### SHORT EXERCISE
Find each line containing the word "false" and report how many there are. Add nothing else.
═════ RECORDS TO PROCESS ═════
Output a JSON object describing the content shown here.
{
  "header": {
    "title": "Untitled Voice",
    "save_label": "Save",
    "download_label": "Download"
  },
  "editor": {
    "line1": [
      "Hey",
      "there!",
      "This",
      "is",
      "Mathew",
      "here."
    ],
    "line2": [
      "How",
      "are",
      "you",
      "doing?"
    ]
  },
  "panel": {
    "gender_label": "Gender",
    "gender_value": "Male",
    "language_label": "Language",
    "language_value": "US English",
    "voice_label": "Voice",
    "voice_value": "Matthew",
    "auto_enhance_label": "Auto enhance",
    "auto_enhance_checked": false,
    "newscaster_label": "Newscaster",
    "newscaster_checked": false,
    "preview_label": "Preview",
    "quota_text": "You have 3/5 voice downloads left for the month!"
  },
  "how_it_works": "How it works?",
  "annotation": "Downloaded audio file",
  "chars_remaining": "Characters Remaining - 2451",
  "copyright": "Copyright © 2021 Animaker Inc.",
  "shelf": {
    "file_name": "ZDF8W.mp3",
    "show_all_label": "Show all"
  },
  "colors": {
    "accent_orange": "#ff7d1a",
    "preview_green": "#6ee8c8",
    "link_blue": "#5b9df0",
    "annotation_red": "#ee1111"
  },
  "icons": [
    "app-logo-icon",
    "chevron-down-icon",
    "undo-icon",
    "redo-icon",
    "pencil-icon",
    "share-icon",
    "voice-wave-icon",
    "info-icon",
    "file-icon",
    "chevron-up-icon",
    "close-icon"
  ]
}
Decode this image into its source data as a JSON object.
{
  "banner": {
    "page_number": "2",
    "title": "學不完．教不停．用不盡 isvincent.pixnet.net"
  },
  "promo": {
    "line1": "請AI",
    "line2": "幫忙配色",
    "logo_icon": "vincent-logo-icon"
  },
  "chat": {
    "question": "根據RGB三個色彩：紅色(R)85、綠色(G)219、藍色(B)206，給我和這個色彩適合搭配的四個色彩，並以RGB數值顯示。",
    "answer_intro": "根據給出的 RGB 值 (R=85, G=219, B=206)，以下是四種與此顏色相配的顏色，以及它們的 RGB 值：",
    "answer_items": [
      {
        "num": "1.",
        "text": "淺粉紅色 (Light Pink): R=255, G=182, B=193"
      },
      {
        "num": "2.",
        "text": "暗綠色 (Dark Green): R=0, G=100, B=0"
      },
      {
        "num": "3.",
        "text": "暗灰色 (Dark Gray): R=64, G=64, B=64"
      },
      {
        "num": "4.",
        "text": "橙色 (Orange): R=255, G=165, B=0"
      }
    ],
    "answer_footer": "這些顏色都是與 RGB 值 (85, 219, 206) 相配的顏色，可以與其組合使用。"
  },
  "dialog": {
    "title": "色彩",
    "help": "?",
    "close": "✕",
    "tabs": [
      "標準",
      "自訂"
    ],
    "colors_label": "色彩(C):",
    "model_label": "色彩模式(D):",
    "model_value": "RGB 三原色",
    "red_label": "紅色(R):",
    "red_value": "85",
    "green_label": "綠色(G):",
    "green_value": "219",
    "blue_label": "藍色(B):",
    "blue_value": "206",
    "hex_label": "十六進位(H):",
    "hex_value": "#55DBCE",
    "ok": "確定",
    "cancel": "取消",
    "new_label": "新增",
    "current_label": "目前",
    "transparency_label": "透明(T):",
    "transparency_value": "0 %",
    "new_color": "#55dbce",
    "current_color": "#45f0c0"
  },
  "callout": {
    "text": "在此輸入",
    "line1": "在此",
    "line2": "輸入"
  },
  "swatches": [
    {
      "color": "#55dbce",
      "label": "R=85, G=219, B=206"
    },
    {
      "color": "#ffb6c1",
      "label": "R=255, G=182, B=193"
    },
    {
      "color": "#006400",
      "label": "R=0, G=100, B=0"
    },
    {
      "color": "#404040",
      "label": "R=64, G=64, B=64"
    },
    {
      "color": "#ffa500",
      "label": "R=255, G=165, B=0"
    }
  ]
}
═════
### SOLUTION FOR THIS TASK
2